**Written problem**
Reading down the listing below, count the lines where the word "reserved" shows up, then give only that count.

****************

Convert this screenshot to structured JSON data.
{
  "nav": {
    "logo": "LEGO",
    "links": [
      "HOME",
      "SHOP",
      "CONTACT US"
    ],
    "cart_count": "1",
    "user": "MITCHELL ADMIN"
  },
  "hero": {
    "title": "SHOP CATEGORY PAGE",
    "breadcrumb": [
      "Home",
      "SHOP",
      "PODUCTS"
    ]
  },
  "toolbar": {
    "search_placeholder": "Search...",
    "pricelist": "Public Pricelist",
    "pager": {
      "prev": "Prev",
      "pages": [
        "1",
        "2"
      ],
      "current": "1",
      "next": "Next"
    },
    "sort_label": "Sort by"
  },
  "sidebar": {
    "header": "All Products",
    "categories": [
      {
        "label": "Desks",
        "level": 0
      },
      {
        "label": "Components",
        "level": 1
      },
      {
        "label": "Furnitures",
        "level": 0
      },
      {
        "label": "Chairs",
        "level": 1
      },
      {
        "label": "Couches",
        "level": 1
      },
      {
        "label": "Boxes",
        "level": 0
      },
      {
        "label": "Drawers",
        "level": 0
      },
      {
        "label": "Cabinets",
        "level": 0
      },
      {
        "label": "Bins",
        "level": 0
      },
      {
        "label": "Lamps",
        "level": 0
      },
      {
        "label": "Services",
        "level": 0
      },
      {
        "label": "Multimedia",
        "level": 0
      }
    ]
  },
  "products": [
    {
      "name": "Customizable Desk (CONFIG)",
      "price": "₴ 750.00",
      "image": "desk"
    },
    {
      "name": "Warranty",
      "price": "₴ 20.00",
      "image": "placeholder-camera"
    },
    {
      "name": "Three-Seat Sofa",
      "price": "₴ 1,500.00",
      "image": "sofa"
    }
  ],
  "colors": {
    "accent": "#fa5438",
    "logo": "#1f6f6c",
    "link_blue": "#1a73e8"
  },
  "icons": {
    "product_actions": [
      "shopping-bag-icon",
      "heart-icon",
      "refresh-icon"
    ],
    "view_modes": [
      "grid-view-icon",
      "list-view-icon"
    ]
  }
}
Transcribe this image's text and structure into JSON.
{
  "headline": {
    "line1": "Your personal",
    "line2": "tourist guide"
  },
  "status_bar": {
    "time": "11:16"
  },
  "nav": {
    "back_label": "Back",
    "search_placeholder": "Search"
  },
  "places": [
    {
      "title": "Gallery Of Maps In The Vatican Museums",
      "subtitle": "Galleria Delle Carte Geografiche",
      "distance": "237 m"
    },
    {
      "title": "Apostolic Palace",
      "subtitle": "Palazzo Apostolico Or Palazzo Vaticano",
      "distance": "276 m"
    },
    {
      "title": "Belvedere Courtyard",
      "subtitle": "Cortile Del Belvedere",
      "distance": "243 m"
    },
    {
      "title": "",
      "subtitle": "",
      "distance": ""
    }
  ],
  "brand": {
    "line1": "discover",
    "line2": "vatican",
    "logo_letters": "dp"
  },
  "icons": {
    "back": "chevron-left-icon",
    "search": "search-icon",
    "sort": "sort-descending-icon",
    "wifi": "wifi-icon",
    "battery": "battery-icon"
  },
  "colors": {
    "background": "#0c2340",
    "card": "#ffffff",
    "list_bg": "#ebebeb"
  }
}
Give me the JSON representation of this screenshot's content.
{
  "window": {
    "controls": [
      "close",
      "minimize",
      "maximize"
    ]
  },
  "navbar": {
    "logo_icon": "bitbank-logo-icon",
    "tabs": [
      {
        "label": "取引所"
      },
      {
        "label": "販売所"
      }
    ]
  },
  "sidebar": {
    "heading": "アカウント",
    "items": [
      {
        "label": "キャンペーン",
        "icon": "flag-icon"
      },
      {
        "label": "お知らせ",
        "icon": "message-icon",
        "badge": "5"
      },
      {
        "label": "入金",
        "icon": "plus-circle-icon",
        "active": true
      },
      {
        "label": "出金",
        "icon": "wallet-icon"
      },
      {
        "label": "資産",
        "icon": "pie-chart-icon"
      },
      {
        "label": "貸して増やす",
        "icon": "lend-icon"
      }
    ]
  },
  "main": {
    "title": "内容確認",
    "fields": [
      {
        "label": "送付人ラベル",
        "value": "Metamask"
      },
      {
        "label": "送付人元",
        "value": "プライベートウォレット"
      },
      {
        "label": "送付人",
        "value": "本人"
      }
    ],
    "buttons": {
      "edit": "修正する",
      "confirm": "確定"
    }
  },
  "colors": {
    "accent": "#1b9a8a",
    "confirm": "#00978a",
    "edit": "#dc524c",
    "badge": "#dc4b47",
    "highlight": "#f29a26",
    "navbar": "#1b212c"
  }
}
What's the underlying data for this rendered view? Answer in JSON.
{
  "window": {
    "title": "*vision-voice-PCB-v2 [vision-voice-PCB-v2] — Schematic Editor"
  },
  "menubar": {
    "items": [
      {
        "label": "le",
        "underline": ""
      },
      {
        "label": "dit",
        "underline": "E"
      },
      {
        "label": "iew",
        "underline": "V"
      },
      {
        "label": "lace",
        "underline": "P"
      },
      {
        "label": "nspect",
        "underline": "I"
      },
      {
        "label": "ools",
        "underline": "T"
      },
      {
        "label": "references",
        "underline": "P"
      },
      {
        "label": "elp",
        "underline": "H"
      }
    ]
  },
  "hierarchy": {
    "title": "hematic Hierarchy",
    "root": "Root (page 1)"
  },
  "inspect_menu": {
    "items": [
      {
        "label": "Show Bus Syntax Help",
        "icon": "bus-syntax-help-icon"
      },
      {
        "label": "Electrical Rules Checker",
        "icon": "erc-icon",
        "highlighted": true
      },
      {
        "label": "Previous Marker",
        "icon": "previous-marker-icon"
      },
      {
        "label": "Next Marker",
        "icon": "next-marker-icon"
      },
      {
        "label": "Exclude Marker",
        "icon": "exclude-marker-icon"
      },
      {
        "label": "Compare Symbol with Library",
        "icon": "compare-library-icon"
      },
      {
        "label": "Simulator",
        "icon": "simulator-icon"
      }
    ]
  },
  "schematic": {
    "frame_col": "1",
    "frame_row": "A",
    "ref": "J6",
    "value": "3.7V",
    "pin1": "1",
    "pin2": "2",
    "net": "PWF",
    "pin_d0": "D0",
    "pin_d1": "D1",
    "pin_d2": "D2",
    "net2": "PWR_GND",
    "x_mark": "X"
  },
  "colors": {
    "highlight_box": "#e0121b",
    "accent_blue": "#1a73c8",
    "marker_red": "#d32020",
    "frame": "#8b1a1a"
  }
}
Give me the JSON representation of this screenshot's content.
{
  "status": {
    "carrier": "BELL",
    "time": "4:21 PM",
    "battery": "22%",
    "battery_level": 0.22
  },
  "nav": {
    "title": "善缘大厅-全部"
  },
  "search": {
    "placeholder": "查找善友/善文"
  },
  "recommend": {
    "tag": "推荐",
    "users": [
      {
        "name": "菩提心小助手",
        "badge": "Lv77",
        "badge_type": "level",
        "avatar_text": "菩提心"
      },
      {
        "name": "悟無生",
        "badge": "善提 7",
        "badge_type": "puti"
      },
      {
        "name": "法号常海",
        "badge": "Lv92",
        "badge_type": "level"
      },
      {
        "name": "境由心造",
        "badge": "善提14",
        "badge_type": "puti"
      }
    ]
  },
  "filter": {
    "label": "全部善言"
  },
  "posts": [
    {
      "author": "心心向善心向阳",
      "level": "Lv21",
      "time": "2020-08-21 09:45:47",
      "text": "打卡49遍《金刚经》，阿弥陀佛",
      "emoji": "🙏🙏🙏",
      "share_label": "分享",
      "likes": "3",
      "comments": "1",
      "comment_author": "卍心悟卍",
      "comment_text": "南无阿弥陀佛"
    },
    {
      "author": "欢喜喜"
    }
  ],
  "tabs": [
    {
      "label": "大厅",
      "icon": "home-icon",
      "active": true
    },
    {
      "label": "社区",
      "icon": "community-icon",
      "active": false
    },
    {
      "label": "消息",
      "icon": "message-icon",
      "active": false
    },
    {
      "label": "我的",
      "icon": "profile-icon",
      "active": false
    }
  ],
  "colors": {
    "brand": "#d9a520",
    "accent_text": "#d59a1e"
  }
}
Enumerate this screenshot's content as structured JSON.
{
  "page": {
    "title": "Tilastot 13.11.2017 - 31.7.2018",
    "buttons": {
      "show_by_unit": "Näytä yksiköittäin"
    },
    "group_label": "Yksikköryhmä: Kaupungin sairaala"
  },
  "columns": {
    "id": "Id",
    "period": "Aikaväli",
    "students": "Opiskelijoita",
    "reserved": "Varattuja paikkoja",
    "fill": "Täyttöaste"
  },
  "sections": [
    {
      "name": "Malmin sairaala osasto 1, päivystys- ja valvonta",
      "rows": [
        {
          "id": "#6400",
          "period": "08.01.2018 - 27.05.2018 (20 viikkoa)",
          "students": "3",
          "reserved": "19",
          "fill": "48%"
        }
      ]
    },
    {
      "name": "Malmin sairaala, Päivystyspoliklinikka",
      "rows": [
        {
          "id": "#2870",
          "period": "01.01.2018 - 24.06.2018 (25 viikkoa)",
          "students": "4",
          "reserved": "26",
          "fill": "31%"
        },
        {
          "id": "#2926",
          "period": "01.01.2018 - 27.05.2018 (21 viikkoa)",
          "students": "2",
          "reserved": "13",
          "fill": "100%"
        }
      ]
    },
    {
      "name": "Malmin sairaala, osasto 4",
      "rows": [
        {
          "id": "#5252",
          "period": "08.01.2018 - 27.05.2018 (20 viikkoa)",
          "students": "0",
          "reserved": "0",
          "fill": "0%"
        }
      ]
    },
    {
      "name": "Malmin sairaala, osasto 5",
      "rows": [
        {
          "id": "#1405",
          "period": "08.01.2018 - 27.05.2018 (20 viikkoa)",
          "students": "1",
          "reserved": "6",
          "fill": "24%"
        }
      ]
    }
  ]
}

****************

**Final result**
6